Stored records:
────────────────────
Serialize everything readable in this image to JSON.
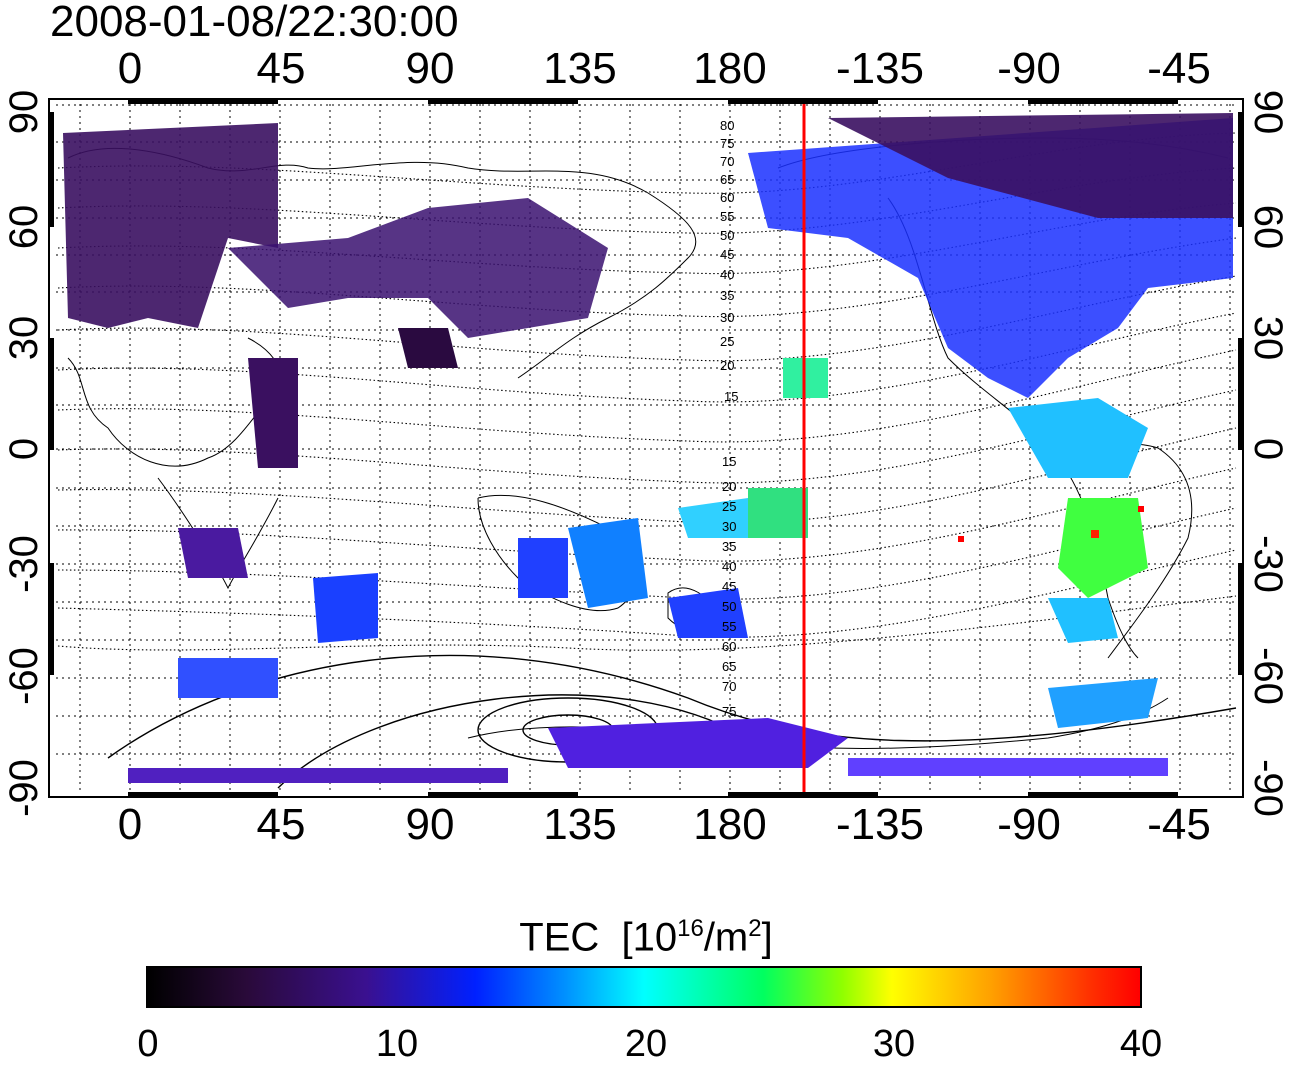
{
  "timestamp": "2008-01-08/22:30:00",
  "longitude_ticks": [
    "0",
    "45",
    "90",
    "135",
    "180",
    "-135",
    "-90",
    "-45"
  ],
  "latitude_ticks": [
    "90",
    "60",
    "30",
    "0",
    "-30",
    "-60",
    "-90"
  ],
  "contour_labels_north": [
    "80",
    "75",
    "70",
    "65",
    "60",
    "55",
    "50",
    "45",
    "40",
    "35",
    "30",
    "25",
    "20",
    "15"
  ],
  "contour_labels_south": [
    "15",
    "20",
    "25",
    "30",
    "35",
    "40",
    "45",
    "50",
    "55",
    "60",
    "65",
    "70",
    "75"
  ],
  "colorbar": {
    "title": "TEC",
    "unit_base": "[10",
    "unit_exp": "16",
    "unit_mid": "/m",
    "unit_exp2": "2",
    "unit_end": "]",
    "tick_labels": [
      "0",
      "10",
      "20",
      "30",
      "40"
    ],
    "range": [
      0,
      40
    ],
    "colors": [
      "#000000",
      "#3a1090",
      "#0020ff",
      "#00ffff",
      "#00ff60",
      "#ffff00",
      "#ffa000",
      "#ff0000"
    ]
  },
  "marker_line": {
    "color": "#ff0000",
    "longitude": -157
  }
}
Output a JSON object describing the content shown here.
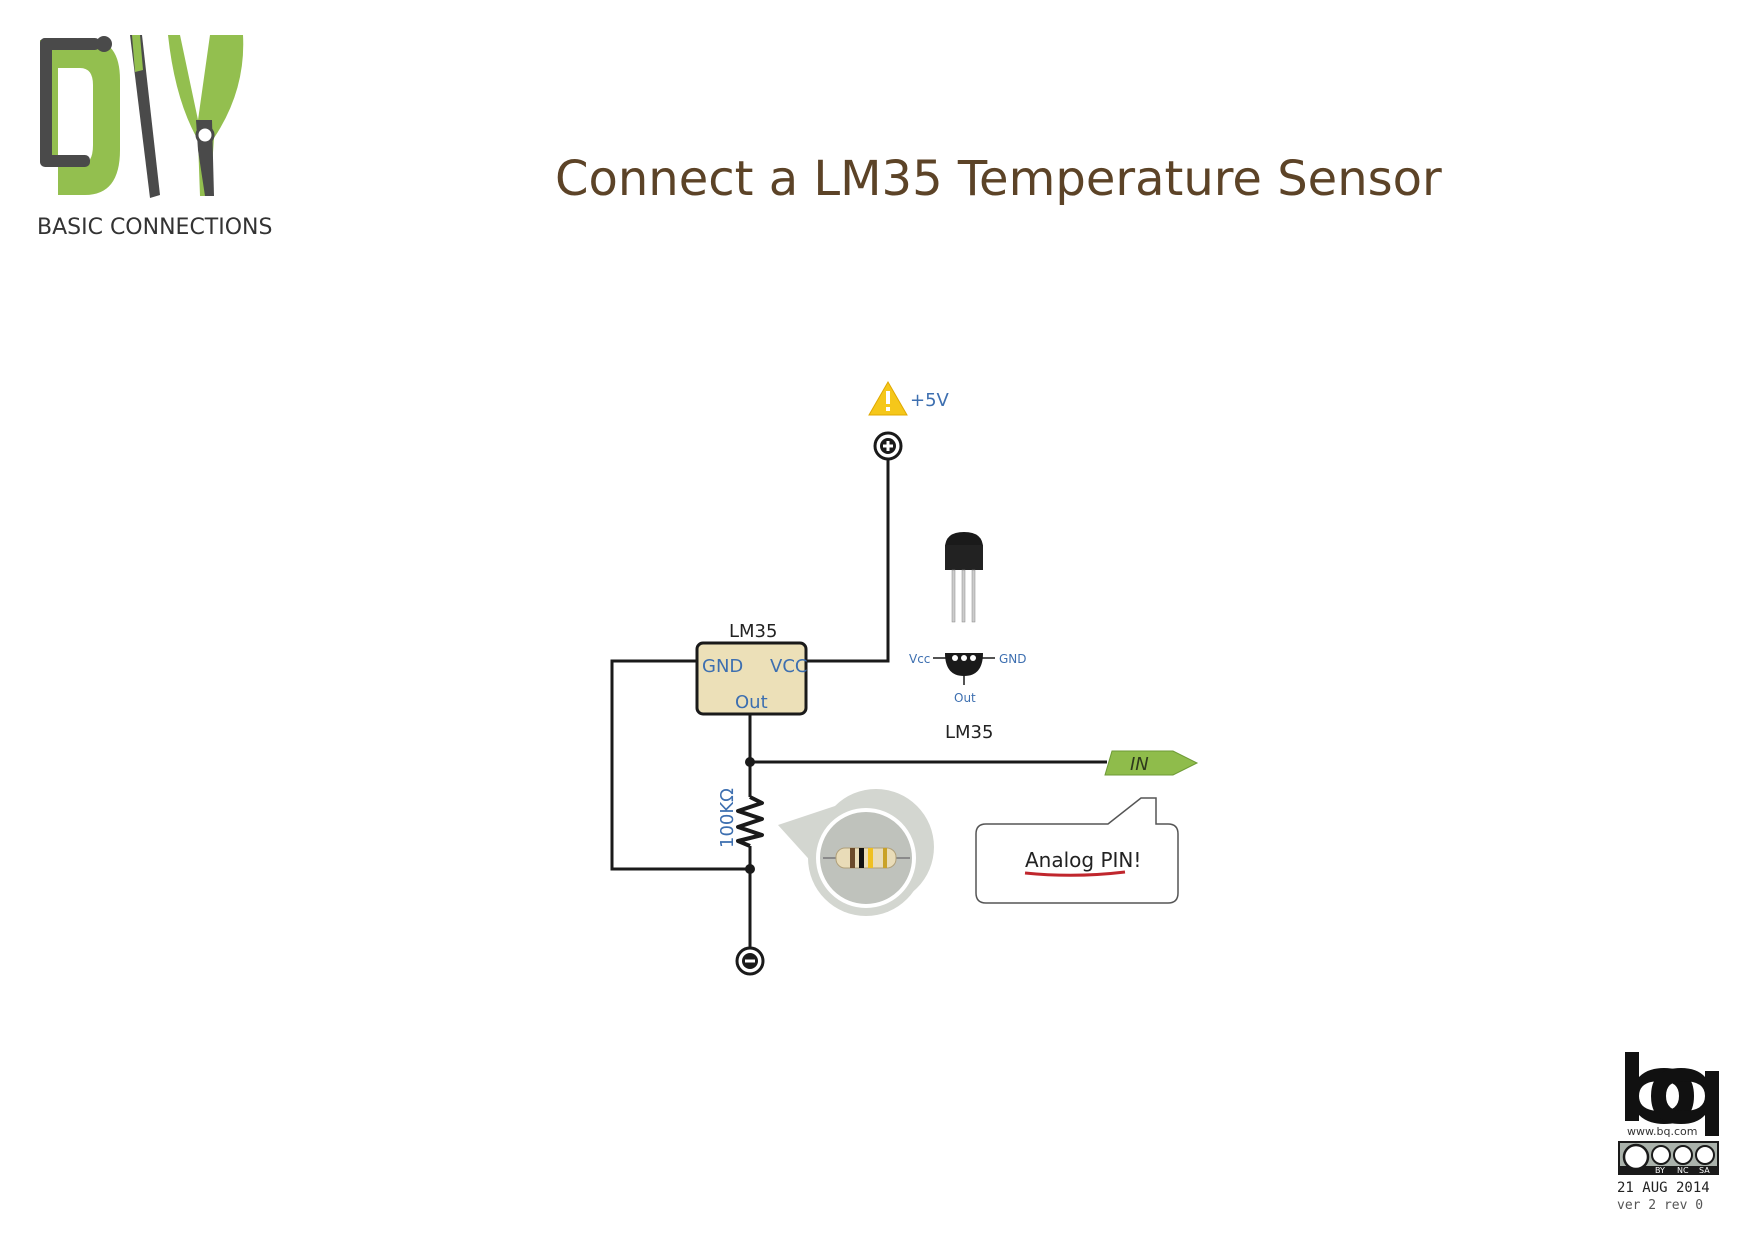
{
  "logo": {
    "text": "DIY",
    "caption": "BASIC CONNECTIONS"
  },
  "title": "Connect a LM35 Temperature Sensor",
  "schematic": {
    "supply_label": "+5V",
    "chip_name": "LM35",
    "chip_pins": {
      "gnd": "GND",
      "vcc": "VCC",
      "out": "Out"
    },
    "resistor_value": "100KΩ",
    "in_tag": "IN",
    "note": "Analog PIN!",
    "pinout": {
      "name": "LM35",
      "vcc": "Vcc",
      "gnd": "GND",
      "out": "Out"
    }
  },
  "footer": {
    "brand": "bq",
    "url": "www.bq.com",
    "license": [
      "BY",
      "NC",
      "SA"
    ],
    "date": "21 AUG 2014",
    "version": "ver 2 rev 0"
  },
  "colors": {
    "logo_green": "#93bf4f",
    "logo_gray": "#4a4a4a",
    "title_brown": "#5c4327",
    "chip_fill": "#ece0b8",
    "pin_blue": "#3d6fb0",
    "tag_green": "#8fbc4b",
    "warning_yellow": "#f5c71a",
    "note_underline": "#c0262d"
  }
}
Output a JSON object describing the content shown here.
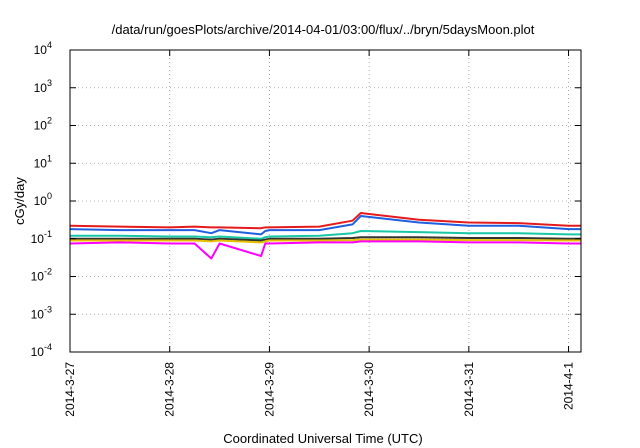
{
  "chart_data": {
    "type": "line",
    "title": "/data/run/goesPlots/archive/2014-04-01/03:00/flux/../bryn/5daysMoon.plot",
    "xlabel": "Coordinated Universal Time (UTC)",
    "ylabel": "cGy/day",
    "yscale": "log",
    "ylim": [
      0.0001,
      10000
    ],
    "xlim": [
      "2014-03-27",
      "2014-04-01T03:00"
    ],
    "grid": true,
    "y_ticks": [
      {
        "base": "10",
        "exp": "4"
      },
      {
        "base": "10",
        "exp": "3"
      },
      {
        "base": "10",
        "exp": "2"
      },
      {
        "base": "10",
        "exp": "1"
      },
      {
        "base": "10",
        "exp": "0"
      },
      {
        "base": "10",
        "exp": "-1"
      },
      {
        "base": "10",
        "exp": "-2"
      },
      {
        "base": "10",
        "exp": "-3"
      },
      {
        "base": "10",
        "exp": "-4"
      }
    ],
    "x_ticks": [
      "2014-3-27",
      "2014-3-28",
      "2014-3-29",
      "2014-3-30",
      "2014-3-31",
      "2014-4-1"
    ],
    "x": [
      "2014-03-27T00:00",
      "2014-03-27T12:00",
      "2014-03-28T00:00",
      "2014-03-28T06:00",
      "2014-03-28T10:00",
      "2014-03-28T12:00",
      "2014-03-28T22:00",
      "2014-03-28T23:00",
      "2014-03-29T00:00",
      "2014-03-29T12:00",
      "2014-03-29T20:00",
      "2014-03-29T22:00",
      "2014-03-30T06:00",
      "2014-03-30T12:00",
      "2014-03-31T00:00",
      "2014-03-31T12:00",
      "2014-04-01T00:00",
      "2014-04-01T03:00"
    ],
    "series": [
      {
        "color": "#e41a1c",
        "values": [
          0.22,
          0.21,
          0.2,
          0.21,
          0.2,
          0.2,
          0.19,
          0.2,
          0.2,
          0.21,
          0.3,
          0.48,
          0.38,
          0.32,
          0.27,
          0.26,
          0.22,
          0.22
        ]
      },
      {
        "color": "#1f5fe0",
        "values": [
          0.18,
          0.17,
          0.17,
          0.17,
          0.14,
          0.17,
          0.13,
          0.16,
          0.17,
          0.17,
          0.24,
          0.4,
          0.32,
          0.27,
          0.22,
          0.22,
          0.18,
          0.18
        ]
      },
      {
        "color": "#17c7a5",
        "values": [
          0.12,
          0.12,
          0.115,
          0.115,
          0.11,
          0.115,
          0.1,
          0.11,
          0.115,
          0.12,
          0.14,
          0.16,
          0.155,
          0.15,
          0.14,
          0.14,
          0.13,
          0.13
        ]
      },
      {
        "color": "#333333",
        "values": [
          0.1,
          0.1,
          0.1,
          0.1,
          0.095,
          0.1,
          0.09,
          0.095,
          0.1,
          0.1,
          0.105,
          0.11,
          0.11,
          0.11,
          0.105,
          0.105,
          0.1,
          0.1
        ]
      },
      {
        "color": "#e8c000",
        "values": [
          0.09,
          0.09,
          0.09,
          0.09,
          0.085,
          0.09,
          0.08,
          0.085,
          0.09,
          0.09,
          0.092,
          0.095,
          0.095,
          0.095,
          0.092,
          0.092,
          0.09,
          0.09
        ]
      },
      {
        "color": "#ff00ff",
        "values": [
          0.075,
          0.08,
          0.075,
          0.075,
          0.03,
          0.075,
          0.035,
          0.075,
          0.075,
          0.08,
          0.08,
          0.085,
          0.085,
          0.085,
          0.08,
          0.08,
          0.075,
          0.075
        ]
      }
    ]
  }
}
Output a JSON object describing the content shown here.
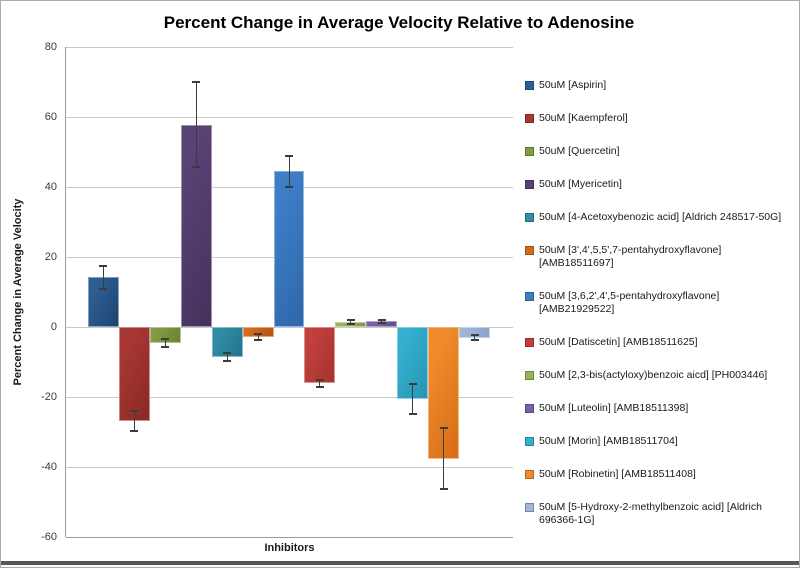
{
  "chart_data": {
    "type": "bar",
    "title": "Percent Change in Average Velocity Relative to Adenosine",
    "xlabel": "Inhibitors",
    "ylabel": "Percent Change in Average Velocity",
    "ylim": [
      -60,
      80
    ],
    "y_ticks": [
      80,
      60,
      40,
      20,
      0,
      -20,
      -40,
      -60
    ],
    "grid": true,
    "legend_position": "right",
    "error_bars": true,
    "categories": [
      "Inhibitors"
    ],
    "series": [
      {
        "label": "50uM [Aspirin]",
        "value": 14.2,
        "error": 3.2,
        "color": "#2e5f94",
        "color_dark": "#1e4571"
      },
      {
        "label": "50uM [Kaempferol]",
        "value": -26.9,
        "error": 2.9,
        "color": "#a83733",
        "color_dark": "#8a2a27"
      },
      {
        "label": "50uM [Quercetin]",
        "value": -4.6,
        "error": 1.2,
        "color": "#829c42",
        "color_dark": "#6b8335"
      },
      {
        "label": "50uM [Myericetin]",
        "value": 57.8,
        "error": 12.2,
        "color": "#5a4176",
        "color_dark": "#46325e"
      },
      {
        "label": "50uM [4-Acetoxybenozic acid] [Aldrich 248517-50G]",
        "value": -8.6,
        "error": 1.1,
        "color": "#2f8ea6",
        "color_dark": "#25768b"
      },
      {
        "label": "50uM [3',4',5,5',7-pentahydroxyflavone] [AMB18511697]",
        "value": -2.9,
        "error": 0.8,
        "color": "#d56b1c",
        "color_dark": "#b35511"
      },
      {
        "label": "50uM [3,6,2',4',5-pentahydroxyflavone] [AMB21929522]",
        "value": 44.5,
        "error": 4.5,
        "color": "#3d7ec7",
        "color_dark": "#2f68aa"
      },
      {
        "label": "50uM [Datiscetin] [AMB18511625]",
        "value": -16.0,
        "error": 1.0,
        "color": "#c2403c",
        "color_dark": "#a83430"
      },
      {
        "label": "50uM [2,3-bis(actyloxy)benzoic aicd] [PH003446]",
        "value": 1.5,
        "error": 0.5,
        "color": "#97b355",
        "color_dark": "#819b46"
      },
      {
        "label": "50uM [Luteolin] [AMB18511398]",
        "value": 1.6,
        "error": 0.5,
        "color": "#7760a5",
        "color_dark": "#624f8c"
      },
      {
        "label": "50uM [Morin] [AMB18511704]",
        "value": -20.6,
        "error": 4.3,
        "color": "#35afd0",
        "color_dark": "#2897b5"
      },
      {
        "label": "50uM [Robinetin] [AMB18511408]",
        "value": -37.6,
        "error": 8.7,
        "color": "#ef8b2d",
        "color_dark": "#d96f15"
      },
      {
        "label": "50uM [5-Hydroxy-2-methylbenzoic acid] [Aldrich 696366-1G]",
        "value": -3.0,
        "error": 0.8,
        "color": "#9fb5d9",
        "color_dark": "#8ba3c9"
      }
    ]
  }
}
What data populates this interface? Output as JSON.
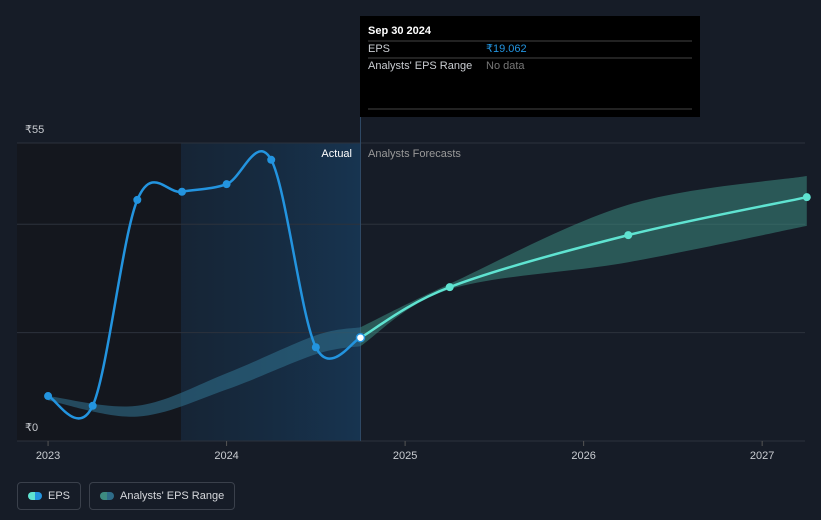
{
  "chart_data": {
    "type": "line",
    "xlim": [
      2022.826,
      2027.24
    ],
    "xticks": [
      2023,
      2024,
      2025,
      2026,
      2027
    ],
    "ylim": [
      0,
      55
    ],
    "yticks": [
      {
        "value": 0,
        "label": "₹0"
      },
      {
        "value": 55,
        "label": "₹55"
      }
    ],
    "gridlines": [
      20,
      40
    ],
    "divider": 2024.75,
    "region_labels": [
      "Actual",
      "Analysts Forecasts"
    ],
    "series": [
      {
        "name": "EPS",
        "color": "#2394df",
        "forecast_color": "#5fe3d1",
        "x": [
          2023.0,
          2023.25,
          2023.5,
          2023.75,
          2024.0,
          2024.25,
          2024.5,
          2024.75,
          2025.25,
          2026.25,
          2027.25
        ],
        "values": [
          8.3,
          6.5,
          44.5,
          46.0,
          47.4,
          51.9,
          17.3,
          19.062,
          28.4,
          38.0,
          45.0
        ]
      },
      {
        "name": "Analysts' EPS Range",
        "color": "#2e6c88",
        "forecast_color": "#3d8a80",
        "x": [
          2023.0,
          2023.5,
          2024.0,
          2024.5,
          2024.75,
          2025.25,
          2026.25,
          2027.25
        ],
        "low": [
          7.5,
          4.5,
          9.5,
          16.0,
          17.5,
          28.0,
          33.0,
          39.7
        ],
        "high": [
          8.3,
          6.5,
          12.5,
          19.5,
          21.0,
          29.0,
          43.6,
          48.9
        ]
      }
    ],
    "tooltip": {
      "date": "Sep 30 2024",
      "rows": [
        [
          "EPS",
          "₹19.062"
        ],
        [
          "Analysts' EPS Range",
          "No data"
        ]
      ]
    }
  }
}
────────────────────
TASK INSTRUCTIONS:
Filter out every line that lacks the word "Velocity", and copy the rest.

EXERCISE RESPONSE:
    "title": "Percent Change in Average Velocity Relative to Adenosine",
    "ylabel": "Percent Change in Average Velocity",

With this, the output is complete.